** Start of Given records **
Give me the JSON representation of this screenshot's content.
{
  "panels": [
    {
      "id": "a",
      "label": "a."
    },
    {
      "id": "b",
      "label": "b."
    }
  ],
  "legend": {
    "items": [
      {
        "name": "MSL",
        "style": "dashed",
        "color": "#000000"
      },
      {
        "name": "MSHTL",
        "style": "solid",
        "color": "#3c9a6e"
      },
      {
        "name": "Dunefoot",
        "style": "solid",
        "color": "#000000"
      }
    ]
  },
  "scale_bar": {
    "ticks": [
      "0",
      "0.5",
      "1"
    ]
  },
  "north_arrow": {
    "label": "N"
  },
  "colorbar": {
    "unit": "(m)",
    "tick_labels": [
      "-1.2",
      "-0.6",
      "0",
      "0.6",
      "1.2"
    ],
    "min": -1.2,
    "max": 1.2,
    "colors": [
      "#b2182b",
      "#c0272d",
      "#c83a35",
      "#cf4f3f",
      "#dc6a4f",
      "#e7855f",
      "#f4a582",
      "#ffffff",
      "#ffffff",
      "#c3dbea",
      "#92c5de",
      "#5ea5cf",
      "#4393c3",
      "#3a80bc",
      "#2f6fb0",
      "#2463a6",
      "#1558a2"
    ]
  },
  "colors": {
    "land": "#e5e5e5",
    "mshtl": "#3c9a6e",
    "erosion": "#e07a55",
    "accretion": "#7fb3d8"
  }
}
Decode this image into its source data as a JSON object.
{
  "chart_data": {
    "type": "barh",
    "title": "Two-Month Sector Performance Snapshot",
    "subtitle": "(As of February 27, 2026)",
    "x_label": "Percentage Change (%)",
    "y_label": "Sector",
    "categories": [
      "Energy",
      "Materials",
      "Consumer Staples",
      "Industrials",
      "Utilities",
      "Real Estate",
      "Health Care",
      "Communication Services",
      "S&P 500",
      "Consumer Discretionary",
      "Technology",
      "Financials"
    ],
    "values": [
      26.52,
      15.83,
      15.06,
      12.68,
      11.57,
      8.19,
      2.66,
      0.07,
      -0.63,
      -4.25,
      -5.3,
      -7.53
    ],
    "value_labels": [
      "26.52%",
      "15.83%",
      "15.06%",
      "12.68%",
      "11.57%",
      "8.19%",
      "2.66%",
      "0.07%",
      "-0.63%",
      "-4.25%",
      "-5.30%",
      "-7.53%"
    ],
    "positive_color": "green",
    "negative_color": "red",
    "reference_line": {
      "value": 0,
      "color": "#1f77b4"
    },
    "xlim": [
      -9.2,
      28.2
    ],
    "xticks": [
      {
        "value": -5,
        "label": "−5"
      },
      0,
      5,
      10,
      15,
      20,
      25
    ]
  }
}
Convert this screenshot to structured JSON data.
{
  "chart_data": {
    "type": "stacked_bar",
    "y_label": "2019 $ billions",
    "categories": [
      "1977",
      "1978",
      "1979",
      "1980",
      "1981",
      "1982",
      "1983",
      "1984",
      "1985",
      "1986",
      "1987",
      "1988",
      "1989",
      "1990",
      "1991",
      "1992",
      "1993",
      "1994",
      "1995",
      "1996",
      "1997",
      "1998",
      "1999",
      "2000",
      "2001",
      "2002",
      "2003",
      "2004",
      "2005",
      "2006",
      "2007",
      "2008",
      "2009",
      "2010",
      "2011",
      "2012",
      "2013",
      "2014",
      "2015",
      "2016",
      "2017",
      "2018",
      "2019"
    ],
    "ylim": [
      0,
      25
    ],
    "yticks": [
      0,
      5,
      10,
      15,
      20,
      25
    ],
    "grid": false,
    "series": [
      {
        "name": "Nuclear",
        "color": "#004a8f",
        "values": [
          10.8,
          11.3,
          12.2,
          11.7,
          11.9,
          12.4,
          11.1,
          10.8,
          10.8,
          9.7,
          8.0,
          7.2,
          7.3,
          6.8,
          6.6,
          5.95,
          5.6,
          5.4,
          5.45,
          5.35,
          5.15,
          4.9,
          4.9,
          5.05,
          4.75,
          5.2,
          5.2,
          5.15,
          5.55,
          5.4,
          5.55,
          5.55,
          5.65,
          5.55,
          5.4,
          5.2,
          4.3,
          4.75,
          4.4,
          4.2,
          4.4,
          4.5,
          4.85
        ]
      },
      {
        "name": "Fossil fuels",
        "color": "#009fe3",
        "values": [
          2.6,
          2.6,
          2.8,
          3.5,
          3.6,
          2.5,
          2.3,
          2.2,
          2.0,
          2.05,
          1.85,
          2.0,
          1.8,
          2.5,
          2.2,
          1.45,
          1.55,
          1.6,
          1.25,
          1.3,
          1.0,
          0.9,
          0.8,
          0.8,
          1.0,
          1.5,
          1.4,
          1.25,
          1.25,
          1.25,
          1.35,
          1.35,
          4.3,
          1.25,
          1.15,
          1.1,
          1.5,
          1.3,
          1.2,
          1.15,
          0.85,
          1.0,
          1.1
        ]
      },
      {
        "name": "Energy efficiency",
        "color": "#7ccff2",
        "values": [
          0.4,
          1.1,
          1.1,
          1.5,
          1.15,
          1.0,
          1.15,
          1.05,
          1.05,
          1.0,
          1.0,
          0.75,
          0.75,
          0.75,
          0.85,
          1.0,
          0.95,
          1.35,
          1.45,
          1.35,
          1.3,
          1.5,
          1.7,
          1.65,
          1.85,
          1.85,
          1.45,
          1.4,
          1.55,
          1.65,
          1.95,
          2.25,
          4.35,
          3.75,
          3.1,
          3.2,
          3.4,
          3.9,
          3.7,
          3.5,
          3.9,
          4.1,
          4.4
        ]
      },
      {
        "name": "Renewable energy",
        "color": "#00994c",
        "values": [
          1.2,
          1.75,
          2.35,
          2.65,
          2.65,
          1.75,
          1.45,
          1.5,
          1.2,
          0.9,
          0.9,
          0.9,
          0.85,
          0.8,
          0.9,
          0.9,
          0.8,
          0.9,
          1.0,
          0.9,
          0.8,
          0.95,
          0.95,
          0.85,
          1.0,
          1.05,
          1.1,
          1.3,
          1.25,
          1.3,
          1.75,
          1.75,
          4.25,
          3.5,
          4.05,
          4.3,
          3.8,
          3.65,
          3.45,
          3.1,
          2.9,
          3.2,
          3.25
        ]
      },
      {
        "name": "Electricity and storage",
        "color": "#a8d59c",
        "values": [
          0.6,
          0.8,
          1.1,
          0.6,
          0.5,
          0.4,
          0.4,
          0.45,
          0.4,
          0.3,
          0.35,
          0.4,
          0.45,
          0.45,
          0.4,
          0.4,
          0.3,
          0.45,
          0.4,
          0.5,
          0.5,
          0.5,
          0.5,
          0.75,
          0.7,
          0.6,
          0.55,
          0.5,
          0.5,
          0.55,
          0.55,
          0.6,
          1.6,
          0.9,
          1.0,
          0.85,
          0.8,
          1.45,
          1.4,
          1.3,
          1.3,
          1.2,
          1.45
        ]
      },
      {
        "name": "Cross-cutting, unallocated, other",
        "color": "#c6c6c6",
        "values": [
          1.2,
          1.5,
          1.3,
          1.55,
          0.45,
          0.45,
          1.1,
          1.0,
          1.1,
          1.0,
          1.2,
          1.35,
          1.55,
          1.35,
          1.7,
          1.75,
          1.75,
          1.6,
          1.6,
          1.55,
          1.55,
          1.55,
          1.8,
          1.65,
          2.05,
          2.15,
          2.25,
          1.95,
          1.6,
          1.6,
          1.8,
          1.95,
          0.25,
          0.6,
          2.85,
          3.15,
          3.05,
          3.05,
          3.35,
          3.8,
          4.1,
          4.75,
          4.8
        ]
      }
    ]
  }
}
** End of Given records **
Pull out every line holding "Consumer" from the records above, and copy it.

      "Consumer Staples",
      "Consumer Discretionary",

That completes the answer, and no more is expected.